[BEGIN Record excerpts]

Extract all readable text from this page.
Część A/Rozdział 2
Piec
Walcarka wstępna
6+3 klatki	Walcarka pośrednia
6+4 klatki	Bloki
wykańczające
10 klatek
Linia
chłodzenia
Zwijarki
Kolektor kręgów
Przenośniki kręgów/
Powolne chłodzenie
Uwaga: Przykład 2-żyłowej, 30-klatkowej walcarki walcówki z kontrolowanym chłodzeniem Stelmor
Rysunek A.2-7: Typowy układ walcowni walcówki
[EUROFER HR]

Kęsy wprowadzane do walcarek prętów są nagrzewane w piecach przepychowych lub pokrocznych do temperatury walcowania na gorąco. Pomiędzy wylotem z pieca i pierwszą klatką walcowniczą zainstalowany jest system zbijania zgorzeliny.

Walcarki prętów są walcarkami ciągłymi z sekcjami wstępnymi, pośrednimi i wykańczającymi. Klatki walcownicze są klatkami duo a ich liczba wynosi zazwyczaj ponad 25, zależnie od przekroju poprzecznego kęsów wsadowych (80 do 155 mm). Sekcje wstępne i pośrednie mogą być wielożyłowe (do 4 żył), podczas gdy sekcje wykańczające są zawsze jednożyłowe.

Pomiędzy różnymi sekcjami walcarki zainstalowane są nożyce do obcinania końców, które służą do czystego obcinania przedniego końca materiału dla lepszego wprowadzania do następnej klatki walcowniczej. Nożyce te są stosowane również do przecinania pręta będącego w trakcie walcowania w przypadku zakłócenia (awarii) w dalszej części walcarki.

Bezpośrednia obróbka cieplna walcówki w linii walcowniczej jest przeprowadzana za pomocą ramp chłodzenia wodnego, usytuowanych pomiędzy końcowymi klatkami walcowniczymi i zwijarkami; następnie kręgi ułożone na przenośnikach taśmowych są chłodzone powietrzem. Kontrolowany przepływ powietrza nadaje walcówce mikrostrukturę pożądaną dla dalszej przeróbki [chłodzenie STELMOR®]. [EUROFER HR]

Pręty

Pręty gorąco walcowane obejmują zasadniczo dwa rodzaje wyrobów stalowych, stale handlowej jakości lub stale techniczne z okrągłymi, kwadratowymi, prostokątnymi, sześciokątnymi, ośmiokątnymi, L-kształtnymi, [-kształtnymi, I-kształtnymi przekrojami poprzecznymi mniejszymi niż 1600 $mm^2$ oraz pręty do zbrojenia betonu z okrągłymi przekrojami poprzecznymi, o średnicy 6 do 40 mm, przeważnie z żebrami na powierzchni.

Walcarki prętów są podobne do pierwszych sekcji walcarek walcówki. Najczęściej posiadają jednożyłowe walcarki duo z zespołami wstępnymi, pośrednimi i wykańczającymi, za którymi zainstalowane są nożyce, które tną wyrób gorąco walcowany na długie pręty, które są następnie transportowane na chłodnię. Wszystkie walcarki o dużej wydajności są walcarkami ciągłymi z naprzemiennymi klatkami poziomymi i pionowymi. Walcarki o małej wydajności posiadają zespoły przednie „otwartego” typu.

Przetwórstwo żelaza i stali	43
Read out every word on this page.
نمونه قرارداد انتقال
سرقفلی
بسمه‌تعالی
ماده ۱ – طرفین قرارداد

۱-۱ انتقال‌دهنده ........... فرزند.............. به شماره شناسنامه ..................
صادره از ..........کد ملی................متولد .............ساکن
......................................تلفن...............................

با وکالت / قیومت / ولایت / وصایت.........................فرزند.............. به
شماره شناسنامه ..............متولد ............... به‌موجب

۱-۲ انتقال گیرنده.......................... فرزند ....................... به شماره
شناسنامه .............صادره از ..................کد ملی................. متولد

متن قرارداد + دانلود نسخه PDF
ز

[END Record excerpts]

Show every line in the records above that contains the word "chłodzenia".

chłodzenia
Bezpośrednia obróbka cieplna walcówki w linii walcowniczej jest przeprowadzana za pomocą ramp chłodzenia wodnego, usytuowanych pomiędzy końcowymi klatkami walcowniczymi i zwijarkami; następnie kręgi ułożone na przenośnikach taśmowych są chłodzone powietrzem. Kontrolowany przepływ powietrza nadaje walcówce mikrostrukturę pożądaną dla dalszej przeróbki [chłodzenie STELMOR®]. [EUROFER HR]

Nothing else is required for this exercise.